Exercise aim: Reproduce the entries word for word but drop every picture.

Source data:

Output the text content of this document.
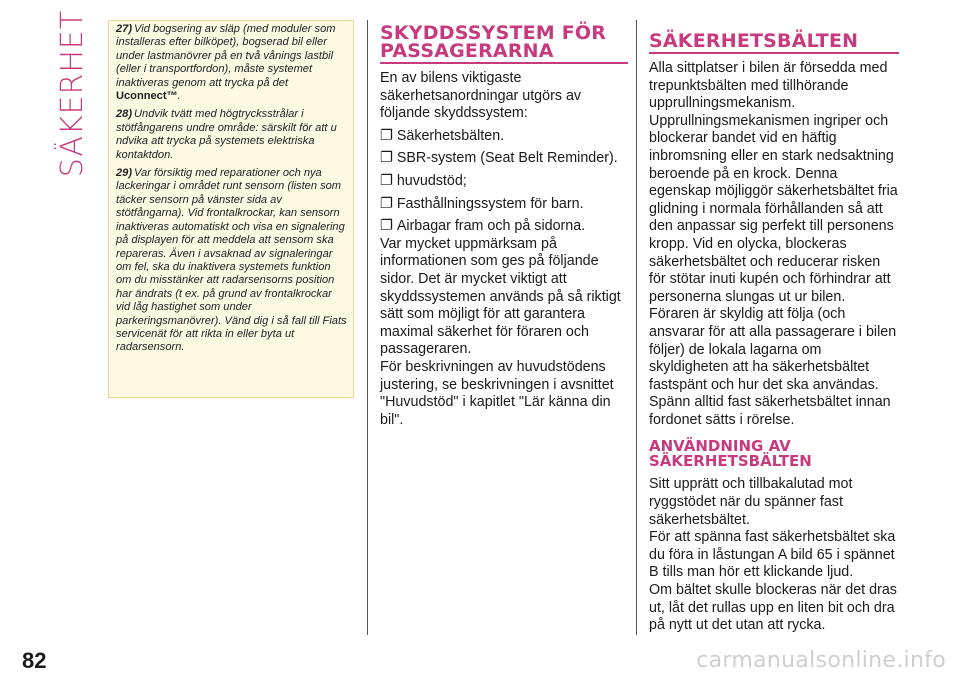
SÄKERHET 27) Vid bogsering av släp (med moduler som installeras efter bilköpet), bogserad bil eller under lastmanövrer på en två vånings lastbil (eller i transportfordon), måste systemet inaktiveras genom att trycka på det Uconnect™.

28) Undvik tvätt med högtrycksstrålar i stötfångarens undre område: särskilt för att u ndvika att trycka på systemets elektriska kontaktdon.

29) Var försiktig med reparationer och nya lackeringar i området runt sensorn (listen som täcker sensorn på vänster sida av stötfångarna). Vid frontalkrockar, kan sensorn inaktiveras automatiskt och visa en signalering på displayen för att meddela att sensorn ska repareras. Även i avsaknad av signaleringar om fel, ska du inaktivera systemets funktion om du misstänker att radarsensorns position har ändrats (t ex. på grund av frontalkrockar vid låg hastighet som under parkeringsmanövrer). Vänd dig i så fall till Fiats servicenät för att rikta in eller byta ut radarsensorn.

SKYDDSSYSTEM FÖR PASSAGERARNA

En av bilens viktigaste säkerhetsanordningar utgörs av följande skyddssystem:

❐ Säkerhetsbälten.
❐ SBR-system (Seat Belt Reminder).
❐ huvudstöd;
❐ Fasthållningssystem för barn.
❐ Airbagar fram och på sidorna.

Var mycket uppmärksam på informationen som ges på följande sidor. Det är mycket viktigt att skyddssystemen används på så riktigt sätt som möjligt för att garantera maximal säkerhet för föraren och passageraren.

För beskrivningen av huvudstödens justering, se beskrivningen i avsnittet "Huvudstöd" i kapitlet "Lär känna din bil".

SÄKERHETSBÄLTEN

Alla sittplatser i bilen är försedda med trepunktsbälten med tillhörande upprullningsmekanism.

Upprullningsmekanismen ingriper och blockerar bandet vid en häftig inbromsning eller en stark nedsaktning beroende på en krock. Denna egenskap möjliggör säkerhetsbältet fria glidning i normala förhållanden så att den anpassar sig perfekt till personens kropp. Vid en olycka, blockeras säkerhetsbältet och reducerar risken för stötar inuti kupén och förhindrar att personerna slungas ut ur bilen.

Föraren är skyldig att följa (och ansvarar för att alla passagerare i bilen följer) de lokala lagarna om skyldigheten att ha säkerhetsbältet fastspänt och hur det ska användas.

Spänn alltid fast säkerhetsbältet innan fordonet sätts i rörelse.

ANVÄNDNING AV SÄKERHETSBÄLTEN

Sitt upprätt och tillbakalutad mot ryggstödet när du spänner fast säkerhetsbältet.

För att spänna fast säkerhetsbältet ska du föra in låstungan A bild 65 i spännet B tills man hör ett klickande ljud.

Om bältet skulle blockeras när det dras ut, låt det rullas upp en liten bit och dra på nytt ut det utan att rycka.

82	carmanualsonline.info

Written solution:
Output the text content of this document.
SÄKERHET 27) Vid bogsering av släp (med moduler som installeras efter bilköpet), bogserad bil eller under lastmanövrer på en två vånings lastbil (eller i transportfordon), måste systemet inaktiveras genom att trycka på det Uconnect™.

28) Undvik tvätt med högtrycksstrålar i stötfångarens undre område: särskilt för att u ndvika att trycka på systemets elektriska kontaktdon.

29) Var försiktig med reparationer och nya lackeringar i området runt sensorn (listen som täcker sensorn på vänster sida av stötfångarna). Vid frontalkrockar, kan sensorn inaktiveras automatiskt och visa en signalering på displayen för att meddela att sensorn ska repareras. Även i avsaknad av signaleringar om fel, ska du inaktivera systemets funktion om du misstänker att radarsensorns position har ändrats (t ex. på grund av frontalkrockar vid låg hastighet som under parkeringsmanövrer). Vänd dig i så fall till Fiats servicenät för att rikta in eller byta ut radarsensorn.

SKYDDSSYSTEM FÖR PASSAGERARNA

En av bilens viktigaste säkerhetsanordningar utgörs av följande skyddssystem:

❐ Säkerhetsbälten.
❐ SBR-system (Seat Belt Reminder).
❐ huvudstöd;
❐ Fasthållningssystem för barn.
❐ Airbagar fram och på sidorna.

Var mycket uppmärksam på informationen som ges på följande sidor. Det är mycket viktigt att skyddssystemen används på så riktigt sätt som möjligt för att garantera maximal säkerhet för föraren och passageraren.

För beskrivningen av huvudstödens justering, se beskrivningen i avsnittet "Huvudstöd" i kapitlet "Lär känna din bil".

SÄKERHETSBÄLTEN

Alla sittplatser i bilen är försedda med trepunktsbälten med tillhörande upprullningsmekanism.

Upprullningsmekanismen ingriper och blockerar bandet vid en häftig inbromsning eller en stark nedsaktning beroende på en krock. Denna egenskap möjliggör säkerhetsbältet fria glidning i normala förhållanden så att den anpassar sig perfekt till personens kropp. Vid en olycka, blockeras säkerhetsbältet och reducerar risken för stötar inuti kupén och förhindrar att personerna slungas ut ur bilen.

Föraren är skyldig att följa (och ansvarar för att alla passagerare i bilen följer) de lokala lagarna om skyldigheten att ha säkerhetsbältet fastspänt och hur det ska användas.

Spänn alltid fast säkerhetsbältet innan fordonet sätts i rörelse.

ANVÄNDNING AV SÄKERHETSBÄLTEN

Sitt upprätt och tillbakalutad mot ryggstödet när du spänner fast säkerhetsbältet.

För att spänna fast säkerhetsbältet ska du föra in låstungan A bild 65 i spännet B tills man hör ett klickande ljud.

Om bältet skulle blockeras när det dras ut, låt det rullas upp en liten bit och dra på nytt ut det utan att rycka.

82	carmanualsonline.info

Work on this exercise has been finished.